— Exercise requirements —
Copy out the lines that have "text" in them.

— Data in this exercise —
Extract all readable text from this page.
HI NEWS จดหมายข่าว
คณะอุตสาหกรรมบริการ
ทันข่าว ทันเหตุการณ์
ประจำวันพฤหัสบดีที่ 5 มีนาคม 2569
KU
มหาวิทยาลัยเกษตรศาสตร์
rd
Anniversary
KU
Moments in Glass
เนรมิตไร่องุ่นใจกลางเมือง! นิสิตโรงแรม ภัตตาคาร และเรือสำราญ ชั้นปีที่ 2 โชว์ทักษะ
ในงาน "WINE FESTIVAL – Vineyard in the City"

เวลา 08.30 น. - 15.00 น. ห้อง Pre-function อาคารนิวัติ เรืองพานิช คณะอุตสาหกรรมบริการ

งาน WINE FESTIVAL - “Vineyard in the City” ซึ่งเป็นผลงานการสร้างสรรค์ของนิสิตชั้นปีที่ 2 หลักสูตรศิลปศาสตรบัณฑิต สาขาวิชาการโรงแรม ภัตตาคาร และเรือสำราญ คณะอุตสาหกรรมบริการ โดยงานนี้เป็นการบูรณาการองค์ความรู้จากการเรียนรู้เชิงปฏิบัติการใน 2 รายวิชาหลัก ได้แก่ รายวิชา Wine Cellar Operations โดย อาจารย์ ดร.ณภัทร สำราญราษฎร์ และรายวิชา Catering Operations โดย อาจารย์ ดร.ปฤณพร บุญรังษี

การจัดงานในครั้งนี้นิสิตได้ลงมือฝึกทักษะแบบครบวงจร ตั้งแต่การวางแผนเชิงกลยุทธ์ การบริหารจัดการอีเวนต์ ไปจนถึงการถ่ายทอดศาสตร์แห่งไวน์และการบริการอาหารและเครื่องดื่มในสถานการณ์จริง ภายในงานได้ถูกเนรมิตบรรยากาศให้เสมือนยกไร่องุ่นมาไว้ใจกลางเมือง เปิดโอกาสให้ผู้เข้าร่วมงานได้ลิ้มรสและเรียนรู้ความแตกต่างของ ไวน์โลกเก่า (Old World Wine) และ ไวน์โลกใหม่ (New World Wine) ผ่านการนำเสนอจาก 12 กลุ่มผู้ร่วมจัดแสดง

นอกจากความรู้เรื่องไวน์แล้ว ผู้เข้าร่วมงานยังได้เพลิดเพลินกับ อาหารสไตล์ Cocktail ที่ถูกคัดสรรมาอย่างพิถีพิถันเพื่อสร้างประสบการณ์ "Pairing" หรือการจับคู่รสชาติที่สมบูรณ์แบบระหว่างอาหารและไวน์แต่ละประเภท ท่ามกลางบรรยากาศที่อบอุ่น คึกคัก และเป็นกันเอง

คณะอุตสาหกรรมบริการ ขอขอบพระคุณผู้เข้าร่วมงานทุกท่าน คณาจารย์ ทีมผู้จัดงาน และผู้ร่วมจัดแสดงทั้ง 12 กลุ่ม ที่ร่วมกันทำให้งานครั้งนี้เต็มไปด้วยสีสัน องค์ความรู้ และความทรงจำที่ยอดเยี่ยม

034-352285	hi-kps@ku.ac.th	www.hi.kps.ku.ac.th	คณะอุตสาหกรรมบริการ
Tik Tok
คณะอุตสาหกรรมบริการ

...

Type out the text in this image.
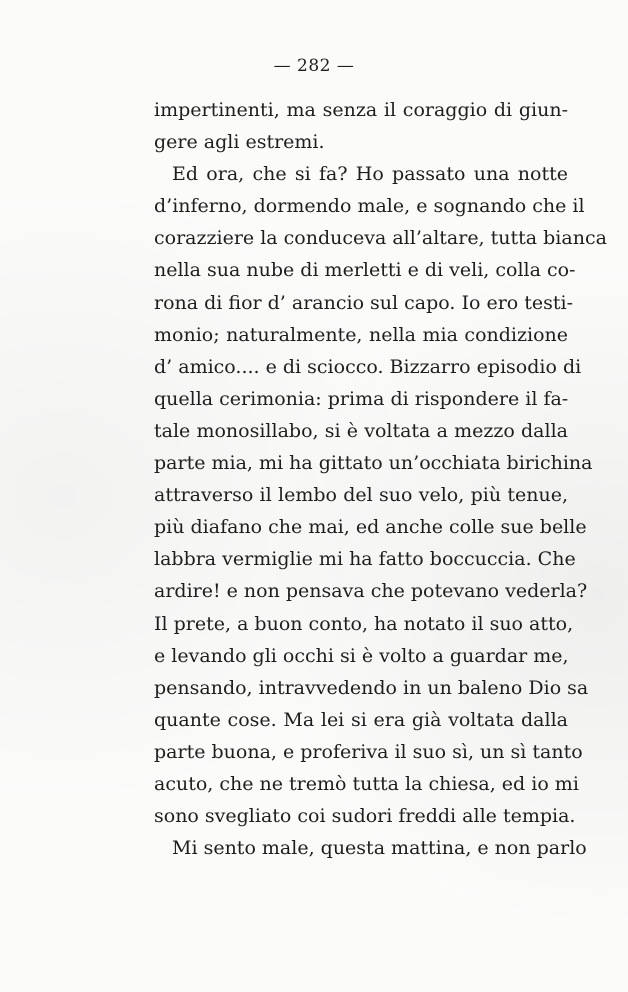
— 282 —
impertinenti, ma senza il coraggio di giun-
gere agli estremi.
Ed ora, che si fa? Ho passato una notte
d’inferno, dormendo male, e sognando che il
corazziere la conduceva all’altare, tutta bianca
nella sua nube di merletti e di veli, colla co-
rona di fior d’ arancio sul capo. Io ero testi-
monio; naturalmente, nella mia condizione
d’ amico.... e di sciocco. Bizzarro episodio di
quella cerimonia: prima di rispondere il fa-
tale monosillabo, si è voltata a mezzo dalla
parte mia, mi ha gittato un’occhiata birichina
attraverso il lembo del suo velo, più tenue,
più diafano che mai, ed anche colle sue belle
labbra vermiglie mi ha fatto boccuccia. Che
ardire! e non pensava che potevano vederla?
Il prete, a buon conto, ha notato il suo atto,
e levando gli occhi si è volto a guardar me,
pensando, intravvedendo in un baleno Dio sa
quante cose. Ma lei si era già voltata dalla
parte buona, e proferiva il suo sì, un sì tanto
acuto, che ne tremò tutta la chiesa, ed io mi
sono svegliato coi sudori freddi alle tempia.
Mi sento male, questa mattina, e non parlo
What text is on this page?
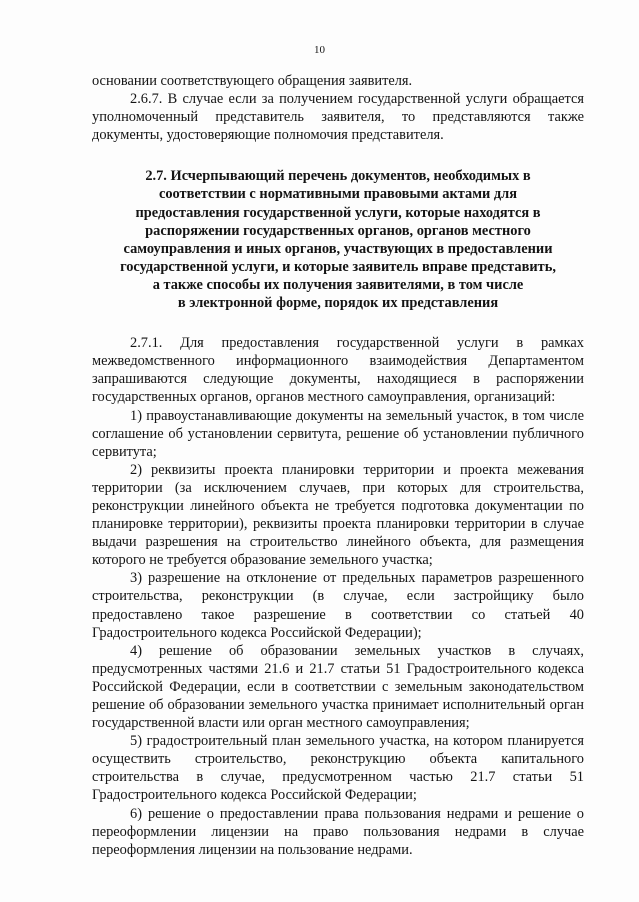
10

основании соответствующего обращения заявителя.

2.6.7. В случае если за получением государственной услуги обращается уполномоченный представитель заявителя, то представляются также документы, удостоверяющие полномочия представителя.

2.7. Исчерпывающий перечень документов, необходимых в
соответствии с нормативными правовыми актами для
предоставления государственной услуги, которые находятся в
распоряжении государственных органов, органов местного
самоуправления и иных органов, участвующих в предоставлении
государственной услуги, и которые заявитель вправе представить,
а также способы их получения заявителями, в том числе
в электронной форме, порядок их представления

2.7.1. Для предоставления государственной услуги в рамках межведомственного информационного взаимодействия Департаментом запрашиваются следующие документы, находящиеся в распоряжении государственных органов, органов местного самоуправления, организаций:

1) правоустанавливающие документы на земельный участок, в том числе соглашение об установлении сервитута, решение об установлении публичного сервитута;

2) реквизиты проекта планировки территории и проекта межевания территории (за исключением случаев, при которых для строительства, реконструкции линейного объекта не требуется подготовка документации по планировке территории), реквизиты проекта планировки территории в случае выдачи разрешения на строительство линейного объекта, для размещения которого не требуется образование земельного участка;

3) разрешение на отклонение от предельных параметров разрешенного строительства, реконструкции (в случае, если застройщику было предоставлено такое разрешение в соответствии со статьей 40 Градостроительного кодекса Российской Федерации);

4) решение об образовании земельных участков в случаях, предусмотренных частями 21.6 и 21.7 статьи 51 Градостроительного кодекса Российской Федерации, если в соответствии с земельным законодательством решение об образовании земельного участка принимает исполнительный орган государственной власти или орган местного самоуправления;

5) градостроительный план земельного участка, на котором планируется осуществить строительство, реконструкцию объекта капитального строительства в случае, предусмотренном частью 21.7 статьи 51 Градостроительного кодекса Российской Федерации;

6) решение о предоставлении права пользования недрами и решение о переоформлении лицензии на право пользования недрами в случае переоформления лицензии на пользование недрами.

* * *

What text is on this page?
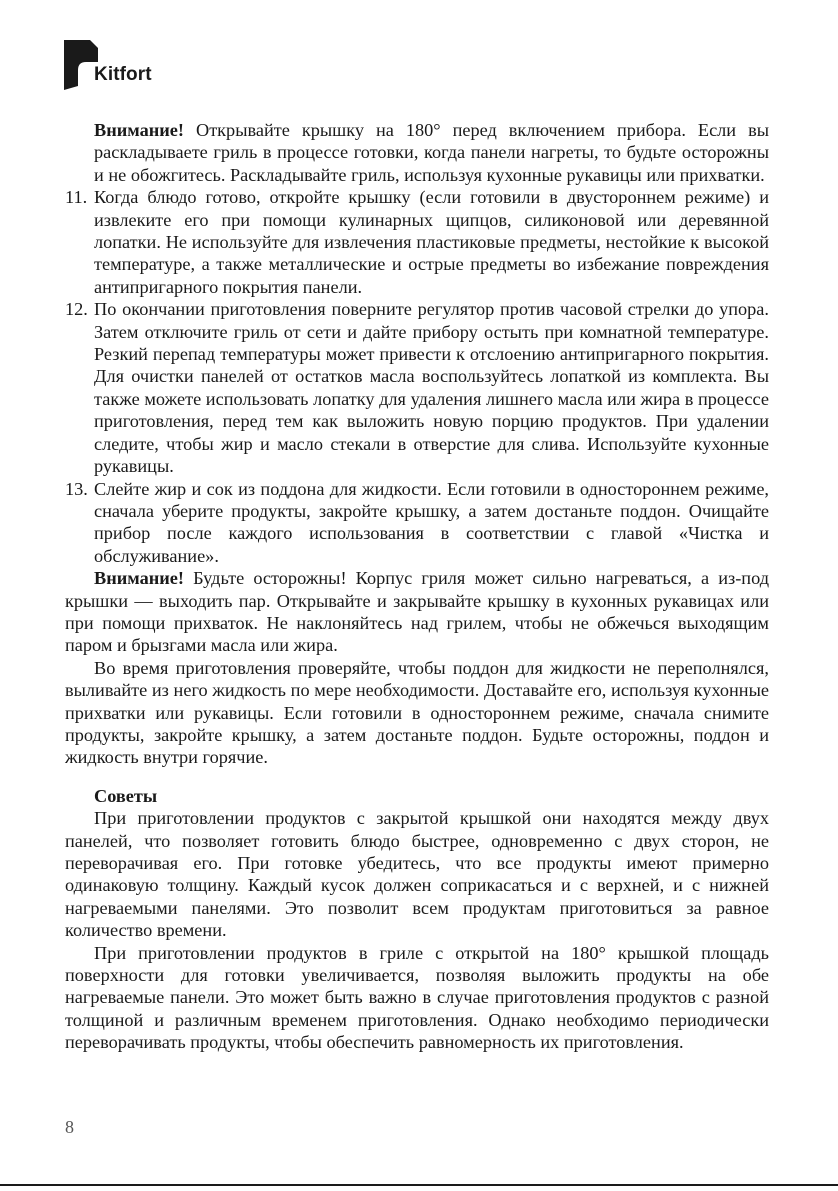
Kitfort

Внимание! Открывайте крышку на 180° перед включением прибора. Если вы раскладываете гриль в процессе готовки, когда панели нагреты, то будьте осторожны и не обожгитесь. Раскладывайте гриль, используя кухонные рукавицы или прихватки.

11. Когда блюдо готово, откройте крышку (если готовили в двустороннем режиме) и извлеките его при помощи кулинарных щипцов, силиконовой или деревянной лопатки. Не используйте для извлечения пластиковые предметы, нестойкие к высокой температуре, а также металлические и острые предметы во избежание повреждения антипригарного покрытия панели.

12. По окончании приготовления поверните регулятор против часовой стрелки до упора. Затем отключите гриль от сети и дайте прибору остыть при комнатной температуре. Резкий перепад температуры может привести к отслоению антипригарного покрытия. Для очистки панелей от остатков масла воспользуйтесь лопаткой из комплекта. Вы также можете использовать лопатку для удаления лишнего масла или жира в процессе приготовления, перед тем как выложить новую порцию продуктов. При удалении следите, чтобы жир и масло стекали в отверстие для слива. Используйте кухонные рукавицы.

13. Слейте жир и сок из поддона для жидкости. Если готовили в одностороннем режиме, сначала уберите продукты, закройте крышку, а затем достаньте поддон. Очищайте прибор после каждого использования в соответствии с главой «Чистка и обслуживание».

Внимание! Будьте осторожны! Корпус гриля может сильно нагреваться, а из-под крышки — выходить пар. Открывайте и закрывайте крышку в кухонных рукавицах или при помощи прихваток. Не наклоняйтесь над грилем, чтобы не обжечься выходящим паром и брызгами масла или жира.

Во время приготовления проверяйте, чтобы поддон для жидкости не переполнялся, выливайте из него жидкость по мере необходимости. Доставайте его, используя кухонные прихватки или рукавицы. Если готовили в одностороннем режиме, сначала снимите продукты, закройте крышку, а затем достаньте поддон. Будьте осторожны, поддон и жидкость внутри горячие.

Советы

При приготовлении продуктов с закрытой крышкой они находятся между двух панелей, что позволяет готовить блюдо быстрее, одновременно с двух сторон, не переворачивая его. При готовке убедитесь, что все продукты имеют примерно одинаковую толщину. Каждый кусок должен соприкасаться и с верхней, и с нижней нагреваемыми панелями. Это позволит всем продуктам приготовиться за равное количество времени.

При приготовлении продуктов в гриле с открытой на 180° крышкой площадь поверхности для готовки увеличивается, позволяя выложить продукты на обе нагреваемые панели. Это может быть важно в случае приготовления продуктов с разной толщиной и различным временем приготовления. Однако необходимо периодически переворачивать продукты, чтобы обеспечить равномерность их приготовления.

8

— Exercise output —
Extract all readable text from this page.
Type out the text in this image.
What text is on this page?
What text is on this page?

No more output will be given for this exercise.